Aim =
Transcribe the records below exactly, leaving out any pictures.

# Start of Excerpted records

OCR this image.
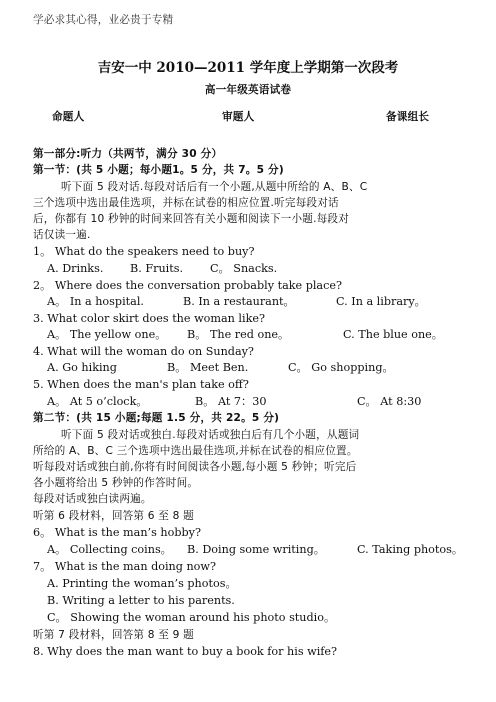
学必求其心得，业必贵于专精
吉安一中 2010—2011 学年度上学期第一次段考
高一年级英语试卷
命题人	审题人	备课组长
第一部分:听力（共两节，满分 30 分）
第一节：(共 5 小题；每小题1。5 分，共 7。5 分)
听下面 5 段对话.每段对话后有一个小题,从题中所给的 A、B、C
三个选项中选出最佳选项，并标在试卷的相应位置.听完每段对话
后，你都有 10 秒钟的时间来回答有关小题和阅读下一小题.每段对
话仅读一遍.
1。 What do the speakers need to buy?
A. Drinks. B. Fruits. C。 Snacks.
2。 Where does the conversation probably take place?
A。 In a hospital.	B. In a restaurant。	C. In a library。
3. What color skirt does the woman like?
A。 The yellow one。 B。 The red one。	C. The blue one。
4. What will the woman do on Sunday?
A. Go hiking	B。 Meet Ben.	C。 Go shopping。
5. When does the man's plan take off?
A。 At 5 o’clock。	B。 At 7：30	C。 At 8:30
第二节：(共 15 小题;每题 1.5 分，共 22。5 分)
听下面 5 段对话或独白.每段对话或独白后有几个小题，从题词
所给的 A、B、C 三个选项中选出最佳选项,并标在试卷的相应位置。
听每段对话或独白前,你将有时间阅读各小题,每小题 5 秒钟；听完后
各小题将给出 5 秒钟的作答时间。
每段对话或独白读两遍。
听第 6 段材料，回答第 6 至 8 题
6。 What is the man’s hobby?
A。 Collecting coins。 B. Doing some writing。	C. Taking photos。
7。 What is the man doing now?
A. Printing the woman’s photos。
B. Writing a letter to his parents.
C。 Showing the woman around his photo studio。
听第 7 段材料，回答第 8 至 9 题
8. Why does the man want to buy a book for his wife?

# End of Excerpted records

Written answer =
OCR this image.
学必求其心得，业必贵于专精
吉安一中 2010—2011 学年度上学期第一次段考
高一年级英语试卷
命题人	审题人	备课组长
第一部分:听力（共两节，满分 30 分）
第一节：(共 5 小题；每小题1。5 分，共 7。5 分)
听下面 5 段对话.每段对话后有一个小题,从题中所给的 A、B、C
三个选项中选出最佳选项，并标在试卷的相应位置.听完每段对话
后，你都有 10 秒钟的时间来回答有关小题和阅读下一小题.每段对
话仅读一遍.
1。 What do the speakers need to buy?
A. Drinks. B. Fruits. C。 Snacks.
2。 Where does the conversation probably take place?
A。 In a hospital.	B. In a restaurant。	C. In a library。
3. What color skirt does the woman like?
A。 The yellow one。 B。 The red one。	C. The blue one。
4. What will the woman do on Sunday?
A. Go hiking	B。 Meet Ben.	C。 Go shopping。
5. When does the man's plan take off?
A。 At 5 o’clock。	B。 At 7：30	C。 At 8:30
第二节：(共 15 小题;每题 1.5 分，共 22。5 分)
听下面 5 段对话或独白.每段对话或独白后有几个小题，从题词
所给的 A、B、C 三个选项中选出最佳选项,并标在试卷的相应位置。
听每段对话或独白前,你将有时间阅读各小题,每小题 5 秒钟；听完后
各小题将给出 5 秒钟的作答时间。
每段对话或独白读两遍。
听第 6 段材料，回答第 6 至 8 题
6。 What is the man’s hobby?
A。 Collecting coins。 B. Doing some writing。	C. Taking photos。
7。 What is the man doing now?
A. Printing the woman’s photos。
B. Writing a letter to his parents.
C。 Showing the woman around his photo studio。
听第 7 段材料，回答第 8 至 9 题
8. Why does the man want to buy a book for his wife?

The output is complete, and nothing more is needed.